### Your instructions
Repeat the material exactly, every line of it.

>> Begin Data shown

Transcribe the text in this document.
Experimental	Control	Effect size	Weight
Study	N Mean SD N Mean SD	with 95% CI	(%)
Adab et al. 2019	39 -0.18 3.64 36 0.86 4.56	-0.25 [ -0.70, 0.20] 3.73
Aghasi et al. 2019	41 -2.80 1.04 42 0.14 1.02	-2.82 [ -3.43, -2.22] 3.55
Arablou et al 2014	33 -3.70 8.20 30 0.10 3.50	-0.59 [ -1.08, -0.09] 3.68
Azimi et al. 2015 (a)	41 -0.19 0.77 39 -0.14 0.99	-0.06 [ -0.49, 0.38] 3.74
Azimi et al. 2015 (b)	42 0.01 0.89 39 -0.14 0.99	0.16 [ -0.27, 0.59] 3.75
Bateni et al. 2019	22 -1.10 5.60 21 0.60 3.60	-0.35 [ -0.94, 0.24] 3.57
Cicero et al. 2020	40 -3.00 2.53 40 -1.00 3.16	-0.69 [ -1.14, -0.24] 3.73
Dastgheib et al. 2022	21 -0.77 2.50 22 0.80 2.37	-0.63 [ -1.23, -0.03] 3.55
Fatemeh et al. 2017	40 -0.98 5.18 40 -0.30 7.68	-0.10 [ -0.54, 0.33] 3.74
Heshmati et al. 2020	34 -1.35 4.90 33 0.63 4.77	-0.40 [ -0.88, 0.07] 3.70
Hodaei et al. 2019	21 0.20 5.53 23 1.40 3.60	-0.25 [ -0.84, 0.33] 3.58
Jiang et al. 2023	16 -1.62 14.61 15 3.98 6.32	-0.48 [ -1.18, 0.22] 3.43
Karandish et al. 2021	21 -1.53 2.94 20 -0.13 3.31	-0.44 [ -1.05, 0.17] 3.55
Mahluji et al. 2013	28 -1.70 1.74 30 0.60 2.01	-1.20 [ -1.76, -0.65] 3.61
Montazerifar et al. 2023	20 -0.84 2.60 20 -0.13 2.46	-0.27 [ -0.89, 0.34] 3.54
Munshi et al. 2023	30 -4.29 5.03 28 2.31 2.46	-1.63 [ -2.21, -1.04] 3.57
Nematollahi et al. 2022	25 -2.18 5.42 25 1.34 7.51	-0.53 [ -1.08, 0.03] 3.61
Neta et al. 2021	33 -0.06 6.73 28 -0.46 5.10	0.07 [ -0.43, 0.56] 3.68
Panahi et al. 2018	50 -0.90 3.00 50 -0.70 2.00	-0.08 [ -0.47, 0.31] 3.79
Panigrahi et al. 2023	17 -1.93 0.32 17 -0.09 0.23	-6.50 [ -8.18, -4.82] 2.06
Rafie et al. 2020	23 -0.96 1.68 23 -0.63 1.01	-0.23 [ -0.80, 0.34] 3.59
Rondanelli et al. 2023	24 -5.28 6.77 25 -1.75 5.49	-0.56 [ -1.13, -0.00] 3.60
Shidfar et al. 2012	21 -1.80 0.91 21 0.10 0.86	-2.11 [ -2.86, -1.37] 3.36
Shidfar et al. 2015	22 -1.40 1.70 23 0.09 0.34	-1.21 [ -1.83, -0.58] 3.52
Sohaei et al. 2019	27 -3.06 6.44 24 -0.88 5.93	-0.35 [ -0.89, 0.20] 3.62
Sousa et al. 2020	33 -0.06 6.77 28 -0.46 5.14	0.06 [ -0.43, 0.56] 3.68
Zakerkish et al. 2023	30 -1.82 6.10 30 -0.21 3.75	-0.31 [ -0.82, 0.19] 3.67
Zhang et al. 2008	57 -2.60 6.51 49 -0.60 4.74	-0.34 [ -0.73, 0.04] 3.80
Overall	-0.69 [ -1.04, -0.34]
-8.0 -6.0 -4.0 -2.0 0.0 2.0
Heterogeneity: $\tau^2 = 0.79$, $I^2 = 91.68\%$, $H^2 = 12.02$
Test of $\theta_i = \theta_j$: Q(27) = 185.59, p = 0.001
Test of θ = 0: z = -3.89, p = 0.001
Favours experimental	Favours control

>> End Data shown

### Reply to the exercise
Transcribe the text in this document.
Experimental	Control	Effect size	Weight
Study	N Mean SD N Mean SD	with 95% CI	(%)
Adab et al. 2019	39 -0.18 3.64 36 0.86 4.56	-0.25 [ -0.70, 0.20] 3.73
Aghasi et al. 2019	41 -2.80 1.04 42 0.14 1.02	-2.82 [ -3.43, -2.22] 3.55
Arablou et al 2014	33 -3.70 8.20 30 0.10 3.50	-0.59 [ -1.08, -0.09] 3.68
Azimi et al. 2015 (a)	41 -0.19 0.77 39 -0.14 0.99	-0.06 [ -0.49, 0.38] 3.74
Azimi et al. 2015 (b)	42 0.01 0.89 39 -0.14 0.99	0.16 [ -0.27, 0.59] 3.75
Bateni et al. 2019	22 -1.10 5.60 21 0.60 3.60	-0.35 [ -0.94, 0.24] 3.57
Cicero et al. 2020	40 -3.00 2.53 40 -1.00 3.16	-0.69 [ -1.14, -0.24] 3.73
Dastgheib et al. 2022	21 -0.77 2.50 22 0.80 2.37	-0.63 [ -1.23, -0.03] 3.55
Fatemeh et al. 2017	40 -0.98 5.18 40 -0.30 7.68	-0.10 [ -0.54, 0.33] 3.74
Heshmati et al. 2020	34 -1.35 4.90 33 0.63 4.77	-0.40 [ -0.88, 0.07] 3.70
Hodaei et al. 2019	21 0.20 5.53 23 1.40 3.60	-0.25 [ -0.84, 0.33] 3.58
Jiang et al. 2023	16 -1.62 14.61 15 3.98 6.32	-0.48 [ -1.18, 0.22] 3.43
Karandish et al. 2021	21 -1.53 2.94 20 -0.13 3.31	-0.44 [ -1.05, 0.17] 3.55
Mahluji et al. 2013	28 -1.70 1.74 30 0.60 2.01	-1.20 [ -1.76, -0.65] 3.61
Montazerifar et al. 2023	20 -0.84 2.60 20 -0.13 2.46	-0.27 [ -0.89, 0.34] 3.54
Munshi et al. 2023	30 -4.29 5.03 28 2.31 2.46	-1.63 [ -2.21, -1.04] 3.57
Nematollahi et al. 2022	25 -2.18 5.42 25 1.34 7.51	-0.53 [ -1.08, 0.03] 3.61
Neta et al. 2021	33 -0.06 6.73 28 -0.46 5.10	0.07 [ -0.43, 0.56] 3.68
Panahi et al. 2018	50 -0.90 3.00 50 -0.70 2.00	-0.08 [ -0.47, 0.31] 3.79
Panigrahi et al. 2023	17 -1.93 0.32 17 -0.09 0.23	-6.50 [ -8.18, -4.82] 2.06
Rafie et al. 2020	23 -0.96 1.68 23 -0.63 1.01	-0.23 [ -0.80, 0.34] 3.59
Rondanelli et al. 2023	24 -5.28 6.77 25 -1.75 5.49	-0.56 [ -1.13, -0.00] 3.60
Shidfar et al. 2012	21 -1.80 0.91 21 0.10 0.86	-2.11 [ -2.86, -1.37] 3.36
Shidfar et al. 2015	22 -1.40 1.70 23 0.09 0.34	-1.21 [ -1.83, -0.58] 3.52
Sohaei et al. 2019	27 -3.06 6.44 24 -0.88 5.93	-0.35 [ -0.89, 0.20] 3.62
Sousa et al. 2020	33 -0.06 6.77 28 -0.46 5.14	0.06 [ -0.43, 0.56] 3.68
Zakerkish et al. 2023	30 -1.82 6.10 30 -0.21 3.75	-0.31 [ -0.82, 0.19] 3.67
Zhang et al. 2008	57 -2.60 6.51 49 -0.60 4.74	-0.34 [ -0.73, 0.04] 3.80
Overall	-0.69 [ -1.04, -0.34]
-8.0 -6.0 -4.0 -2.0 0.0 2.0
Heterogeneity: $\tau^2 = 0.79$, $I^2 = 91.68\%$, $H^2 = 12.02$
Test of $\theta_i = \theta_j$: Q(27) = 185.59, p = 0.001
Test of θ = 0: z = -3.89, p = 0.001
Favours experimental	Favours control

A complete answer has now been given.